WRITTEN TASK:
Write the data below out exactly as it stands. Do not include the pictures.

Source records
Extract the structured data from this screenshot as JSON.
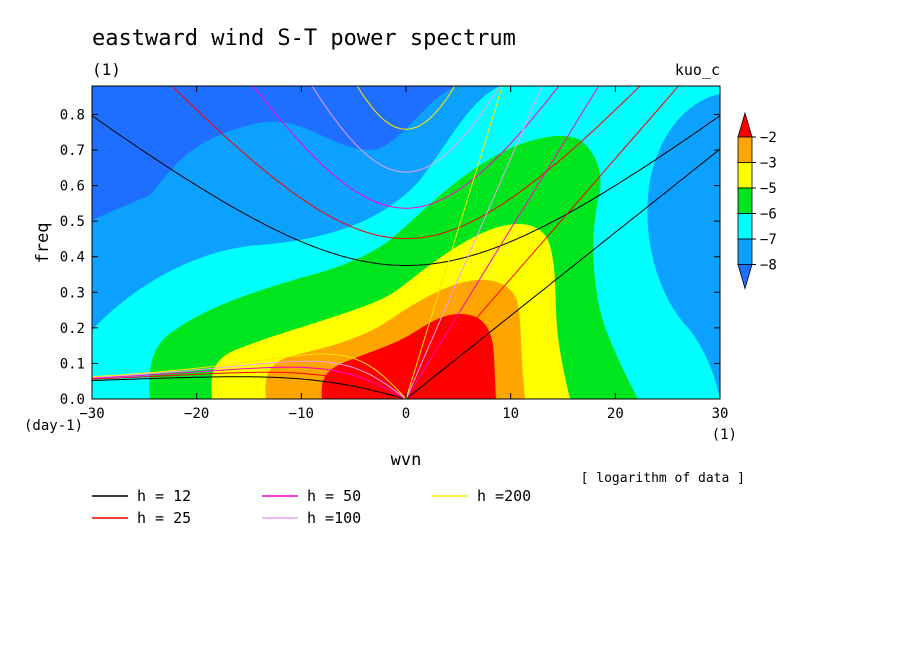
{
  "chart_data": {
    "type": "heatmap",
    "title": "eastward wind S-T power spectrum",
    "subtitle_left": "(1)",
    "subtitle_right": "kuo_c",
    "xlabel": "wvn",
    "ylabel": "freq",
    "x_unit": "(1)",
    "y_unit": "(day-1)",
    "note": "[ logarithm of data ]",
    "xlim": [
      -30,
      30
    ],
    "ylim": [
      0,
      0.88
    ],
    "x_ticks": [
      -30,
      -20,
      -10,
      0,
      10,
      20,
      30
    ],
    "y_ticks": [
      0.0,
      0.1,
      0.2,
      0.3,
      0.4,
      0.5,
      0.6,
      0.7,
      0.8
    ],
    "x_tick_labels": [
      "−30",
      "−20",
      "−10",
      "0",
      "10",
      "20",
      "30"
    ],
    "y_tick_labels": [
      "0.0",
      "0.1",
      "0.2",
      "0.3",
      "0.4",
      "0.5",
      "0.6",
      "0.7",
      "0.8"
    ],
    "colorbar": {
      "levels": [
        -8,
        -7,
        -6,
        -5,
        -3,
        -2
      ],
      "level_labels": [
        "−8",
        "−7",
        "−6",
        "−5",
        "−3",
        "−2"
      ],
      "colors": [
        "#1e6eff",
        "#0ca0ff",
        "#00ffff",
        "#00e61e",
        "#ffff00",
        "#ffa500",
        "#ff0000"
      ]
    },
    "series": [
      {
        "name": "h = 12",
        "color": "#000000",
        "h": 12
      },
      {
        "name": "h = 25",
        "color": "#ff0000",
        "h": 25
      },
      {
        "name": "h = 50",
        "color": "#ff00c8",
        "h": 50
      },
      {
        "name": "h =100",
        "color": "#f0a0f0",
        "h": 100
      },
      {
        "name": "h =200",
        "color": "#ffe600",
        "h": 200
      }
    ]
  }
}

THE OUTPUT:
Extract the structured data from this screenshot as JSON.
{
  "chart_data": {
    "type": "heatmap",
    "title": "eastward wind S-T power spectrum",
    "subtitle_left": "(1)",
    "subtitle_right": "kuo_c",
    "xlabel": "wvn",
    "ylabel": "freq",
    "x_unit": "(1)",
    "y_unit": "(day-1)",
    "note": "[ logarithm of data ]",
    "xlim": [
      -30,
      30
    ],
    "ylim": [
      0,
      0.88
    ],
    "x_ticks": [
      -30,
      -20,
      -10,
      0,
      10,
      20,
      30
    ],
    "y_ticks": [
      0.0,
      0.1,
      0.2,
      0.3,
      0.4,
      0.5,
      0.6,
      0.7,
      0.8
    ],
    "x_tick_labels": [
      "−30",
      "−20",
      "−10",
      "0",
      "10",
      "20",
      "30"
    ],
    "y_tick_labels": [
      "0.0",
      "0.1",
      "0.2",
      "0.3",
      "0.4",
      "0.5",
      "0.6",
      "0.7",
      "0.8"
    ],
    "colorbar": {
      "levels": [
        -8,
        -7,
        -6,
        -5,
        -3,
        -2
      ],
      "level_labels": [
        "−8",
        "−7",
        "−6",
        "−5",
        "−3",
        "−2"
      ],
      "colors": [
        "#1e6eff",
        "#0ca0ff",
        "#00ffff",
        "#00e61e",
        "#ffff00",
        "#ffa500",
        "#ff0000"
      ]
    },
    "series": [
      {
        "name": "h = 12",
        "color": "#000000",
        "h": 12
      },
      {
        "name": "h = 25",
        "color": "#ff0000",
        "h": 25
      },
      {
        "name": "h = 50",
        "color": "#ff00c8",
        "h": 50
      },
      {
        "name": "h =100",
        "color": "#f0a0f0",
        "h": 100
      },
      {
        "name": "h =200",
        "color": "#ffe600",
        "h": 200
      }
    ]
  }
}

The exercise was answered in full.